GIVEN REQUEST: Take the line containing "What does this" through the last line of the data and retype those lines exactly. Pictures do not belong in the copy.

TASK INPUT:
§
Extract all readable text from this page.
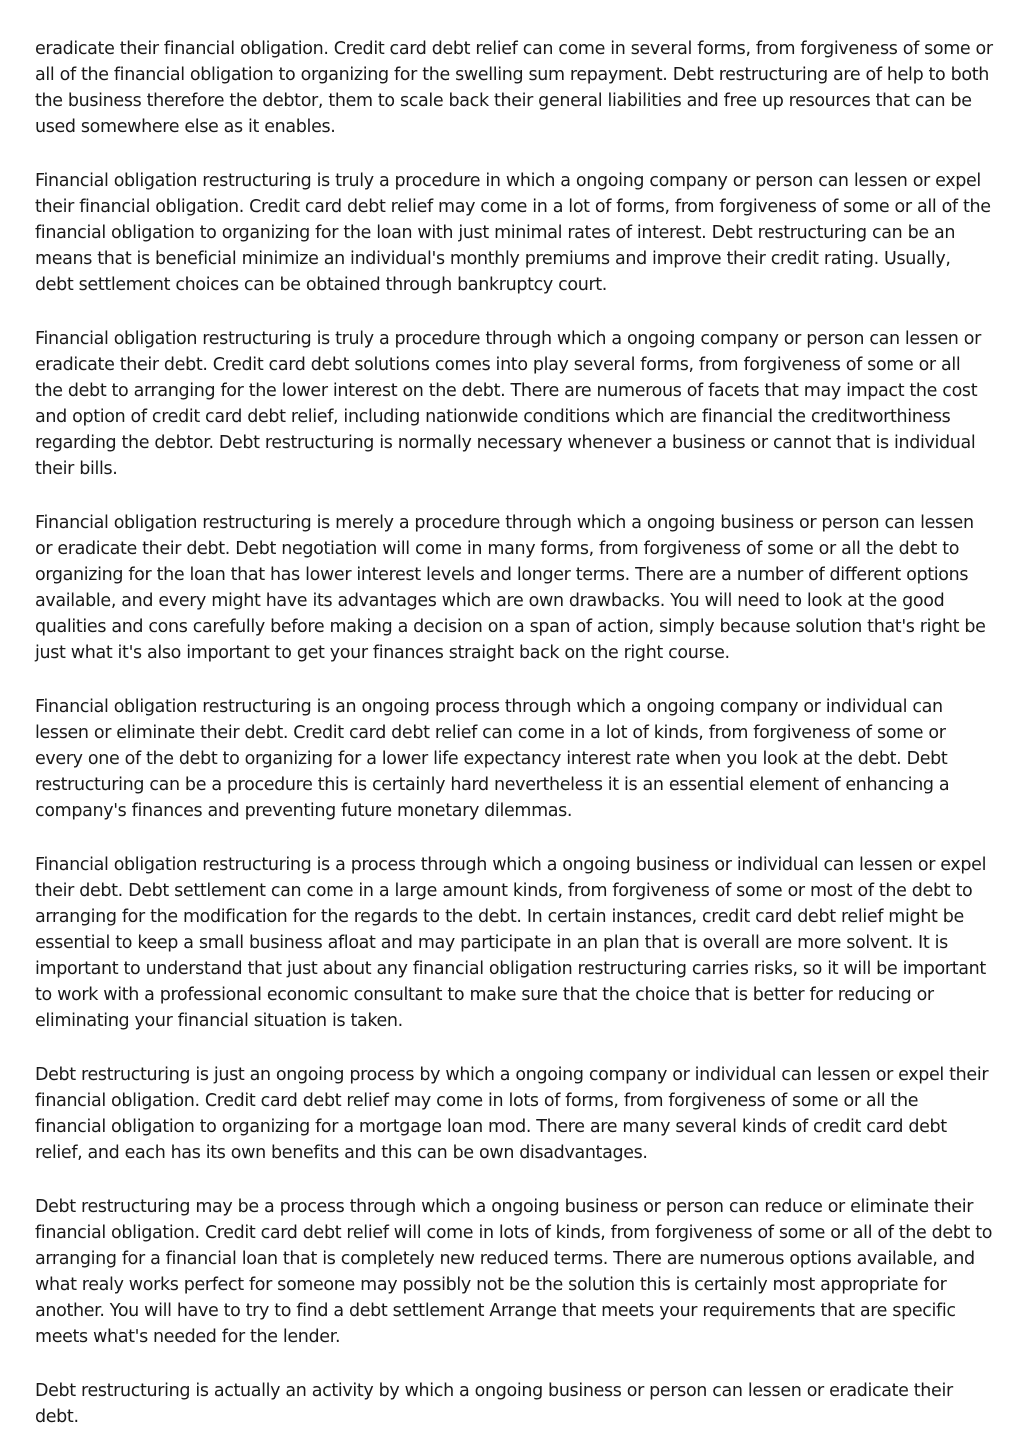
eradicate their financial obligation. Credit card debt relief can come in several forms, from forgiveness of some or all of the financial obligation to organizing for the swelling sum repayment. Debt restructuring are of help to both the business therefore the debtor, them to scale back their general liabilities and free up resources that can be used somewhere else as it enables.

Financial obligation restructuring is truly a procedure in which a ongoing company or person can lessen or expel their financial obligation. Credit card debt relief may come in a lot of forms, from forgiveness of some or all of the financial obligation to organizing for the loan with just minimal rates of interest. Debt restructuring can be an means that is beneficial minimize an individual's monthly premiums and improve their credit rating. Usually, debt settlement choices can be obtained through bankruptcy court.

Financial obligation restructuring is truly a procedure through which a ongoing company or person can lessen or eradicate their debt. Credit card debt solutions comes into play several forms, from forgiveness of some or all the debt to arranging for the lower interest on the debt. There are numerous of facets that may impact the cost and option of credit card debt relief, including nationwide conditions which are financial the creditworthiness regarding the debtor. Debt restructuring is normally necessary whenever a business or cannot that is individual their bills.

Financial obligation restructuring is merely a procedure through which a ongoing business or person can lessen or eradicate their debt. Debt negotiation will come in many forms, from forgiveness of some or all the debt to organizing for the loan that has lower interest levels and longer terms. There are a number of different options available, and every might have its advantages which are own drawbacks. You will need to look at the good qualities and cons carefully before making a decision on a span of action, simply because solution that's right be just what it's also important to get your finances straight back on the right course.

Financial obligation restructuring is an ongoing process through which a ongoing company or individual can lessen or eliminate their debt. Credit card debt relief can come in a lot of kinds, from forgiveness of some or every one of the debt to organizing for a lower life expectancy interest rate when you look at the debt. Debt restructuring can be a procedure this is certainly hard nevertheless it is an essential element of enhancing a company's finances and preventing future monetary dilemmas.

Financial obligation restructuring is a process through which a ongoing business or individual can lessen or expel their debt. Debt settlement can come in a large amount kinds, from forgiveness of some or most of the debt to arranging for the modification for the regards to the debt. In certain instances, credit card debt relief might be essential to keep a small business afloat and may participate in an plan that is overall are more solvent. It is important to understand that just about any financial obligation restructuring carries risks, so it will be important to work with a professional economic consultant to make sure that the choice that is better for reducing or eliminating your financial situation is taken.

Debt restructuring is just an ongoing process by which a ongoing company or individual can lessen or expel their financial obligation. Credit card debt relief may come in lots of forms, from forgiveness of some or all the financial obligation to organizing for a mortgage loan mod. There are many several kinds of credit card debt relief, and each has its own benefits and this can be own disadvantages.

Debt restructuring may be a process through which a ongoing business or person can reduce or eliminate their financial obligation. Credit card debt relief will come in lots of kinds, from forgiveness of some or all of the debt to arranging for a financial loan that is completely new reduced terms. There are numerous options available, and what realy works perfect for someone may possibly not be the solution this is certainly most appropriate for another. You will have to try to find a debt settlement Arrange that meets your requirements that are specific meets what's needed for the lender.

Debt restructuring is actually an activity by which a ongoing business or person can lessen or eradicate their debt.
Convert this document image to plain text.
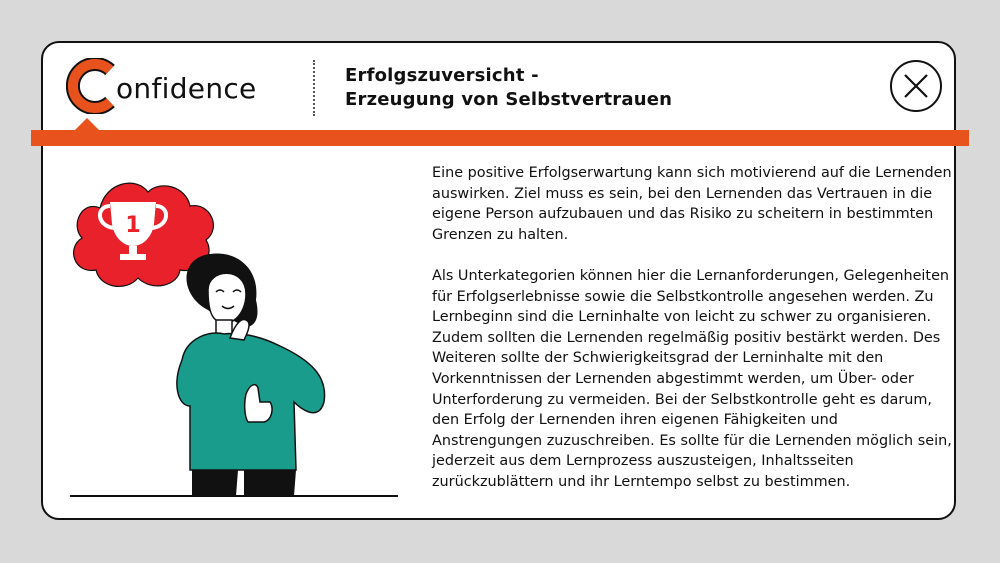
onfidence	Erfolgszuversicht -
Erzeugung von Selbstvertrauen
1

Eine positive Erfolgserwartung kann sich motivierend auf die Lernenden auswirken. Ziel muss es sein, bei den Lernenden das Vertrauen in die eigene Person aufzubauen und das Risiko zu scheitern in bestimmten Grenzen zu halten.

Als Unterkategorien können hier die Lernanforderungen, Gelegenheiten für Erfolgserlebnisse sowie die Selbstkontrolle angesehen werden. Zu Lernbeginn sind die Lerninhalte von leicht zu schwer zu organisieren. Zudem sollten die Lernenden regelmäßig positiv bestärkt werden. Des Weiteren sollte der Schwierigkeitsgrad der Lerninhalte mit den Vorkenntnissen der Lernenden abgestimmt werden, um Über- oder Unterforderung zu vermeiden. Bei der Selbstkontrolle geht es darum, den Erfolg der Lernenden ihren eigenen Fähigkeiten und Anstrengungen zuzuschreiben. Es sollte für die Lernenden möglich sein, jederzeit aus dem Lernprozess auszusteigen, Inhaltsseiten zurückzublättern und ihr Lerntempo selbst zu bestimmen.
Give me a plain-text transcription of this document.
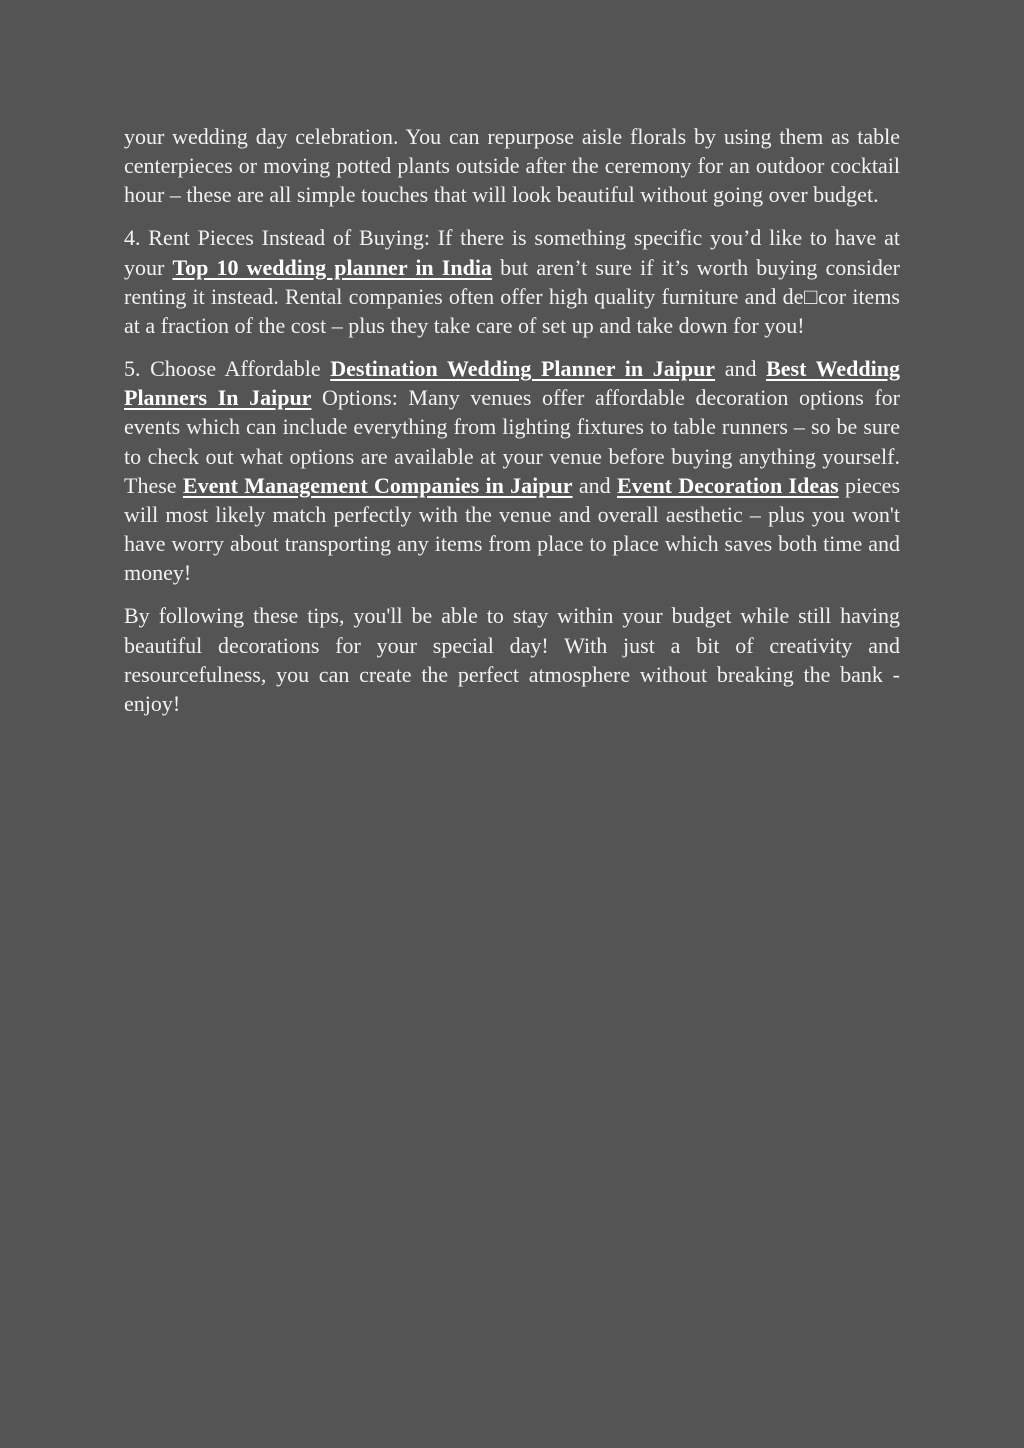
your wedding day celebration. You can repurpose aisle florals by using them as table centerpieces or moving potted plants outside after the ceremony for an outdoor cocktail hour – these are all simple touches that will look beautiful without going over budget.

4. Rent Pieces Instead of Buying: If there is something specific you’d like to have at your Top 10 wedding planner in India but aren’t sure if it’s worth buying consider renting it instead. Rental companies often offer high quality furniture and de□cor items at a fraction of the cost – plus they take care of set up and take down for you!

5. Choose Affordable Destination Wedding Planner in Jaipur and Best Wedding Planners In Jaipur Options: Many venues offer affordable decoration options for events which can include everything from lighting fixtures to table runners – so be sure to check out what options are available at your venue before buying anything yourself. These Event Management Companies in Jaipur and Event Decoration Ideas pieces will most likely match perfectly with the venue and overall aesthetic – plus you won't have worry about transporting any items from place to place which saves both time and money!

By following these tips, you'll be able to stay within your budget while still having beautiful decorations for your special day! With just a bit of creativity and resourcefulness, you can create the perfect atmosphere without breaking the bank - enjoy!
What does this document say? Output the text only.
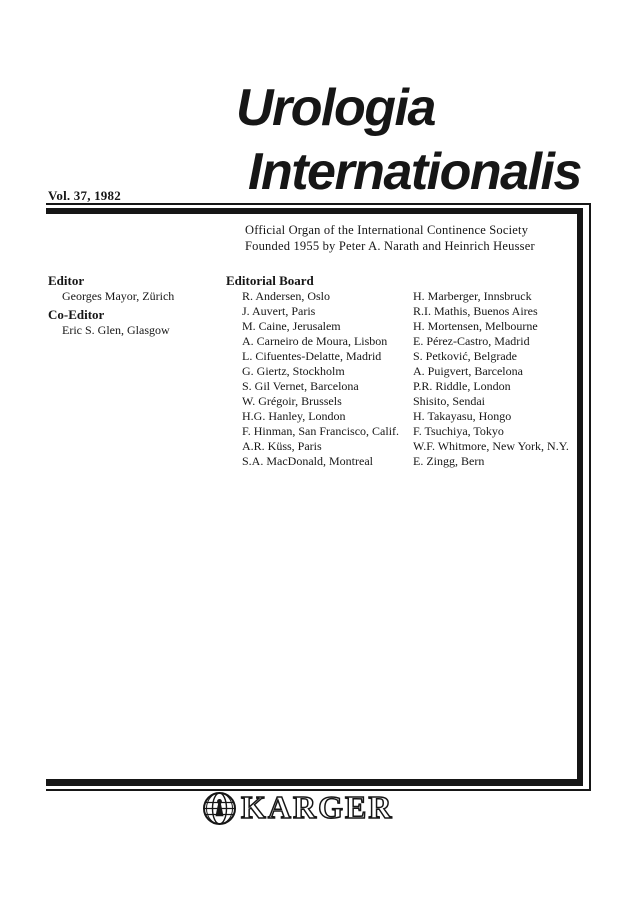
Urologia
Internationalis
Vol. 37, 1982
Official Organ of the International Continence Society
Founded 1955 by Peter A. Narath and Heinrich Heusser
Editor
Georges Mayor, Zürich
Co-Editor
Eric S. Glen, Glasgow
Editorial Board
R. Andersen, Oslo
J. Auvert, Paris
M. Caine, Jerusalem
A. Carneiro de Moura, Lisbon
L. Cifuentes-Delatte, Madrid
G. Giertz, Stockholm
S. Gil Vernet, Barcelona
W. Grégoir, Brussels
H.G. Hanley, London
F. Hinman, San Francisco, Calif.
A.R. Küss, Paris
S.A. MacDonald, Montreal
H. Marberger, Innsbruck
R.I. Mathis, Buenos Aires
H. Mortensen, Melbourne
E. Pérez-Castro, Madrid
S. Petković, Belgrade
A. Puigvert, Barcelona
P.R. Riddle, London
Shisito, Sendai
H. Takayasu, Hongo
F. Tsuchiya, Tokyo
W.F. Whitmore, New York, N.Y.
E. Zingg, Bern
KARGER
§
EXERCISE ANSWER:
What does this document say? Output the text only.
Urologia
Internationalis
Vol. 37, 1982
Official Organ of the International Continence Society
Founded 1955 by Peter A. Narath and Heinrich Heusser
Editor
Georges Mayor, Zürich
Co-Editor
Eric S. Glen, Glasgow
Editorial Board
R. Andersen, Oslo
J. Auvert, Paris
M. Caine, Jerusalem
A. Carneiro de Moura, Lisbon
L. Cifuentes-Delatte, Madrid
G. Giertz, Stockholm
S. Gil Vernet, Barcelona
W. Grégoir, Brussels
H.G. Hanley, London
F. Hinman, San Francisco, Calif.
A.R. Küss, Paris
S.A. MacDonald, Montreal
H. Marberger, Innsbruck
R.I. Mathis, Buenos Aires
H. Mortensen, Melbourne
E. Pérez-Castro, Madrid
S. Petković, Belgrade
A. Puigvert, Barcelona
P.R. Riddle, London
Shisito, Sendai
H. Takayasu, Hongo
F. Tsuchiya, Tokyo
W.F. Whitmore, New York, N.Y.
E. Zingg, Bern
KARGER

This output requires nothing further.